Items from a figure collection:
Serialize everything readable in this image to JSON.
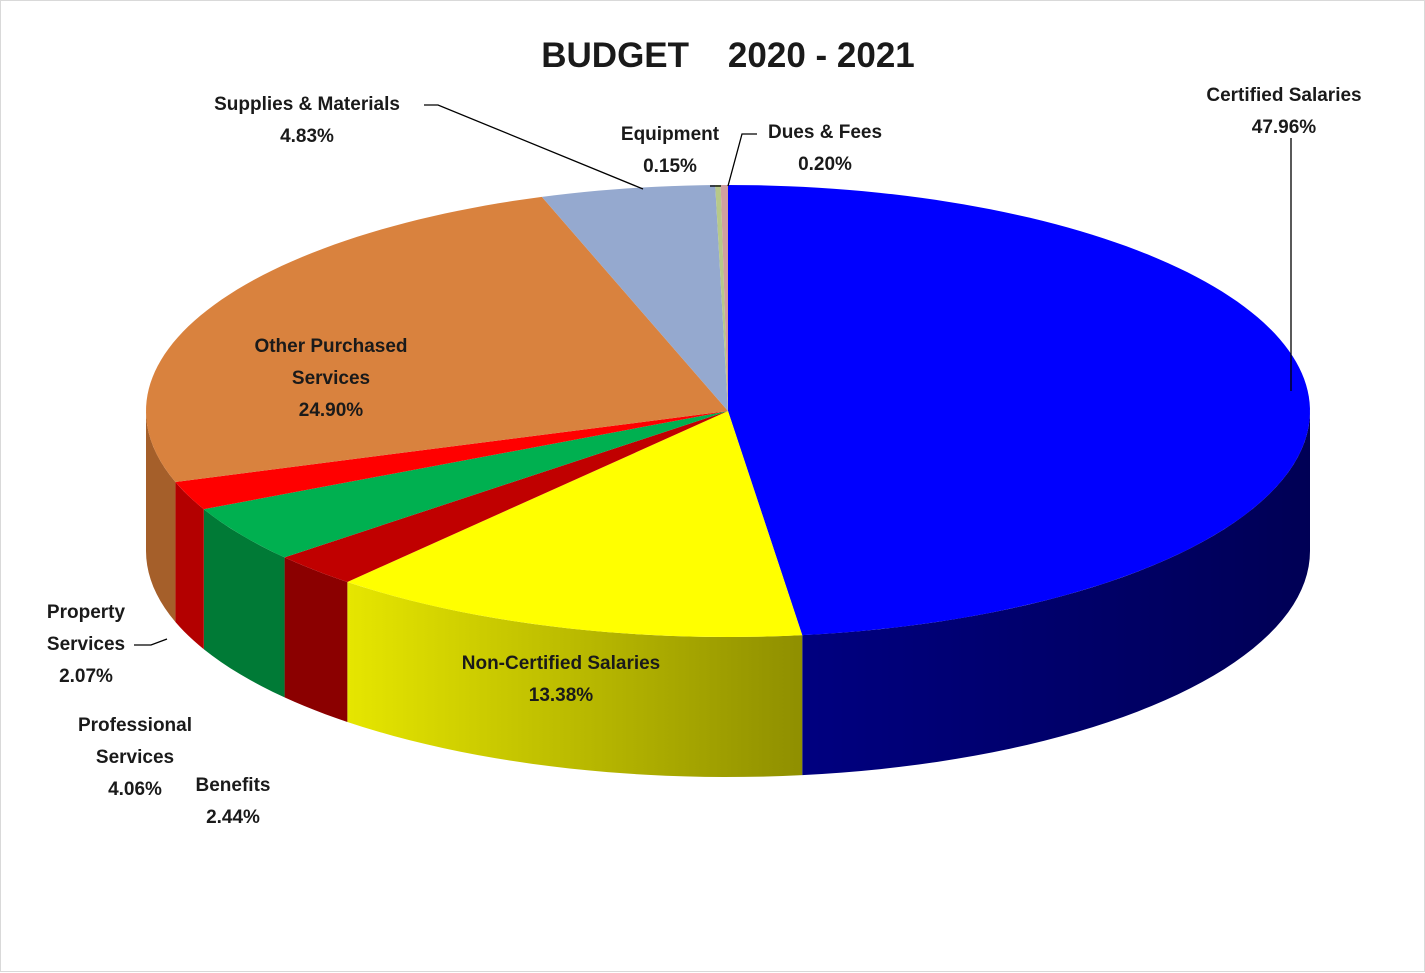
{
  "chart_data": {
    "type": "pie",
    "title": "BUDGET    2020 - 2021",
    "unit": "%",
    "slices": [
      {
        "label": "Certified Salaries",
        "value": 47.96,
        "display": "47.96%",
        "color": "#0000ff",
        "side_color": "#000066"
      },
      {
        "label": "Non-Certified Salaries",
        "value": 13.38,
        "display": "13.38%",
        "color": "#ffff00",
        "side_color": "#b8b800"
      },
      {
        "label": "Benefits",
        "value": 2.44,
        "display": "2.44%",
        "color": "#c00000",
        "side_color": "#8b0000"
      },
      {
        "label": "Professional Services",
        "value": 4.06,
        "display": "4.06%",
        "color": "#00b050",
        "side_color": "#007a36"
      },
      {
        "label": "Property Services",
        "value": 2.07,
        "display": "2.07%",
        "color": "#ff0000",
        "side_color": "#b30000"
      },
      {
        "label": "Other Purchased Services",
        "value": 24.9,
        "display": "24.90%",
        "color": "#d9823e",
        "side_color": "#a55f2a"
      },
      {
        "label": "Supplies & Materials",
        "value": 4.83,
        "display": "4.83%",
        "color": "#95a9cf",
        "side_color": "#6d7fa3"
      },
      {
        "label": "Equipment",
        "value": 0.15,
        "display": "0.15%",
        "color": "#b7c88a",
        "side_color": "#8a9a63"
      },
      {
        "label": "Dues & Fees",
        "value": 0.2,
        "display": "0.20%",
        "color": "#d0a0a0",
        "side_color": "#a07878"
      }
    ],
    "labels": {
      "certified_salaries": [
        "Certified Salaries",
        "47.96%"
      ],
      "non_certified_salaries": [
        "Non-Certified Salaries",
        "13.38%"
      ],
      "benefits": [
        "Benefits",
        "2.44%"
      ],
      "professional_services": [
        "Professional",
        "Services",
        "4.06%"
      ],
      "property_services": [
        "Property",
        "Services",
        "2.07%"
      ],
      "other_purchased_services": [
        "Other Purchased",
        "Services",
        "24.90%"
      ],
      "supplies_materials": [
        "Supplies & Materials",
        "4.83%"
      ],
      "equipment": [
        "Equipment",
        "0.15%"
      ],
      "dues_fees": [
        "Dues & Fees",
        "0.20%"
      ]
    },
    "style": "3d-exploded-pie",
    "legend": "none"
  }
}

Goal: Every entry must be transcribed exactly. Pictures do not belong in the copy.

Exercise output:
Serialize everything readable in this image to JSON.
{
  "chart_data": {
    "type": "pie",
    "title": "BUDGET    2020 - 2021",
    "unit": "%",
    "slices": [
      {
        "label": "Certified Salaries",
        "value": 47.96,
        "display": "47.96%",
        "color": "#0000ff",
        "side_color": "#000066"
      },
      {
        "label": "Non-Certified Salaries",
        "value": 13.38,
        "display": "13.38%",
        "color": "#ffff00",
        "side_color": "#b8b800"
      },
      {
        "label": "Benefits",
        "value": 2.44,
        "display": "2.44%",
        "color": "#c00000",
        "side_color": "#8b0000"
      },
      {
        "label": "Professional Services",
        "value": 4.06,
        "display": "4.06%",
        "color": "#00b050",
        "side_color": "#007a36"
      },
      {
        "label": "Property Services",
        "value": 2.07,
        "display": "2.07%",
        "color": "#ff0000",
        "side_color": "#b30000"
      },
      {
        "label": "Other Purchased Services",
        "value": 24.9,
        "display": "24.90%",
        "color": "#d9823e",
        "side_color": "#a55f2a"
      },
      {
        "label": "Supplies & Materials",
        "value": 4.83,
        "display": "4.83%",
        "color": "#95a9cf",
        "side_color": "#6d7fa3"
      },
      {
        "label": "Equipment",
        "value": 0.15,
        "display": "0.15%",
        "color": "#b7c88a",
        "side_color": "#8a9a63"
      },
      {
        "label": "Dues & Fees",
        "value": 0.2,
        "display": "0.20%",
        "color": "#d0a0a0",
        "side_color": "#a07878"
      }
    ],
    "labels": {
      "certified_salaries": [
        "Certified Salaries",
        "47.96%"
      ],
      "non_certified_salaries": [
        "Non-Certified Salaries",
        "13.38%"
      ],
      "benefits": [
        "Benefits",
        "2.44%"
      ],
      "professional_services": [
        "Professional",
        "Services",
        "4.06%"
      ],
      "property_services": [
        "Property",
        "Services",
        "2.07%"
      ],
      "other_purchased_services": [
        "Other Purchased",
        "Services",
        "24.90%"
      ],
      "supplies_materials": [
        "Supplies & Materials",
        "4.83%"
      ],
      "equipment": [
        "Equipment",
        "0.15%"
      ],
      "dues_fees": [
        "Dues & Fees",
        "0.20%"
      ]
    },
    "style": "3d-exploded-pie",
    "legend": "none"
  }
}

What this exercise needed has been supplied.